*TASK PROMPT*: Quote the whole listing exactly. Leave the pictures out of your copy.
***** RECORDS TO PROCESS *****
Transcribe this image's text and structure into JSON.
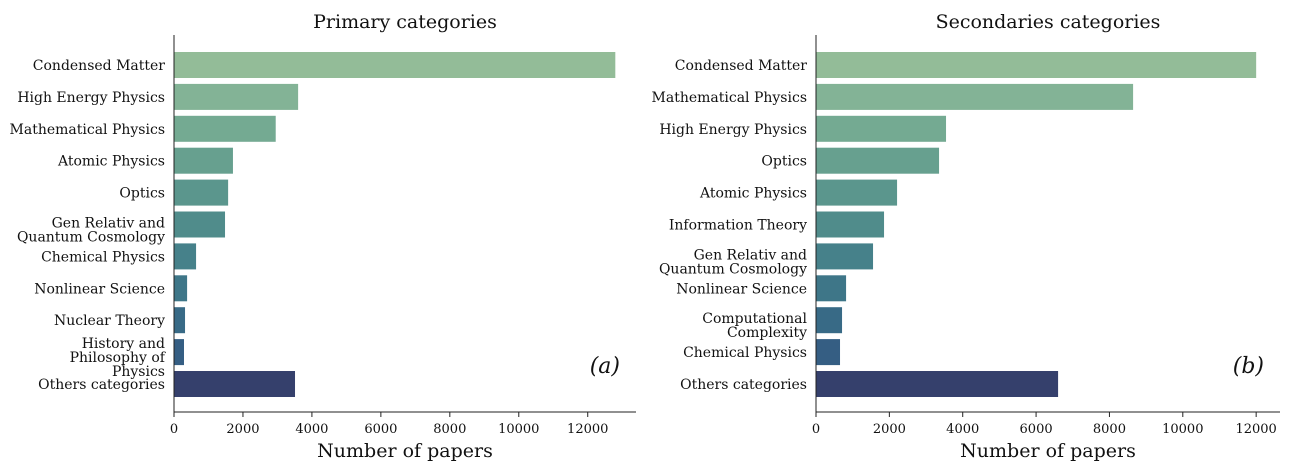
{
  "chart_data": [
    {
      "type": "barh",
      "title": "Primary categories",
      "xlabel": "Number of papers",
      "annotation": "(a)",
      "categories": [
        "Condensed Matter",
        "High Energy Physics",
        "Mathematical Physics",
        "Atomic Physics",
        "Optics",
        "Gen Relativ and\nQuantum Cosmology",
        "Chemical Physics",
        "Nonlinear Science",
        "Nuclear Theory",
        "History and\nPhilosophy of\nPhysics",
        "Others categories"
      ],
      "values": [
        12800,
        3600,
        2950,
        1710,
        1570,
        1480,
        640,
        380,
        320,
        290,
        3510
      ],
      "colors": [
        "#93bc98",
        "#83b396",
        "#74aa92",
        "#67a08f",
        "#5b968d",
        "#508c8b",
        "#46818a",
        "#3e7688",
        "#386a86",
        "#355e83",
        "#35406c"
      ],
      "xlim": [
        0,
        13400
      ],
      "xticks": [
        0,
        2000,
        4000,
        6000,
        8000,
        10000,
        12000
      ]
    },
    {
      "type": "barh",
      "title": "Secondaries categories",
      "xlabel": "Number of papers",
      "annotation": "(b)",
      "categories": [
        "Condensed Matter",
        "Mathematical Physics",
        "High Energy Physics",
        "Optics",
        "Atomic Physics",
        "Information Theory",
        "Gen Relativ and\nQuantum Cosmology",
        "Nonlinear Science",
        "Computational\nComplexity",
        "Chemical Physics",
        "Others categories"
      ],
      "values": [
        12000,
        8645,
        3545,
        3355,
        2210,
        1855,
        1555,
        820,
        710,
        655,
        6600
      ],
      "colors": [
        "#93bc98",
        "#83b396",
        "#74aa92",
        "#67a08f",
        "#5b968d",
        "#508c8b",
        "#46818a",
        "#3e7688",
        "#386a86",
        "#355e83",
        "#35406c"
      ],
      "xlim": [
        0,
        12650
      ],
      "xticks": [
        0,
        2000,
        4000,
        6000,
        8000,
        10000,
        12000
      ]
    }
  ]
}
*****
*RESULT*:
Transcribe this image's text and structure into JSON.
{
  "chart_data": [
    {
      "type": "barh",
      "title": "Primary categories",
      "xlabel": "Number of papers",
      "annotation": "(a)",
      "categories": [
        "Condensed Matter",
        "High Energy Physics",
        "Mathematical Physics",
        "Atomic Physics",
        "Optics",
        "Gen Relativ and\nQuantum Cosmology",
        "Chemical Physics",
        "Nonlinear Science",
        "Nuclear Theory",
        "History and\nPhilosophy of\nPhysics",
        "Others categories"
      ],
      "values": [
        12800,
        3600,
        2950,
        1710,
        1570,
        1480,
        640,
        380,
        320,
        290,
        3510
      ],
      "colors": [
        "#93bc98",
        "#83b396",
        "#74aa92",
        "#67a08f",
        "#5b968d",
        "#508c8b",
        "#46818a",
        "#3e7688",
        "#386a86",
        "#355e83",
        "#35406c"
      ],
      "xlim": [
        0,
        13400
      ],
      "xticks": [
        0,
        2000,
        4000,
        6000,
        8000,
        10000,
        12000
      ]
    },
    {
      "type": "barh",
      "title": "Secondaries categories",
      "xlabel": "Number of papers",
      "annotation": "(b)",
      "categories": [
        "Condensed Matter",
        "Mathematical Physics",
        "High Energy Physics",
        "Optics",
        "Atomic Physics",
        "Information Theory",
        "Gen Relativ and\nQuantum Cosmology",
        "Nonlinear Science",
        "Computational\nComplexity",
        "Chemical Physics",
        "Others categories"
      ],
      "values": [
        12000,
        8645,
        3545,
        3355,
        2210,
        1855,
        1555,
        820,
        710,
        655,
        6600
      ],
      "colors": [
        "#93bc98",
        "#83b396",
        "#74aa92",
        "#67a08f",
        "#5b968d",
        "#508c8b",
        "#46818a",
        "#3e7688",
        "#386a86",
        "#355e83",
        "#35406c"
      ],
      "xlim": [
        0,
        12650
      ],
      "xticks": [
        0,
        2000,
        4000,
        6000,
        8000,
        10000,
        12000
      ]
    }
  ]
}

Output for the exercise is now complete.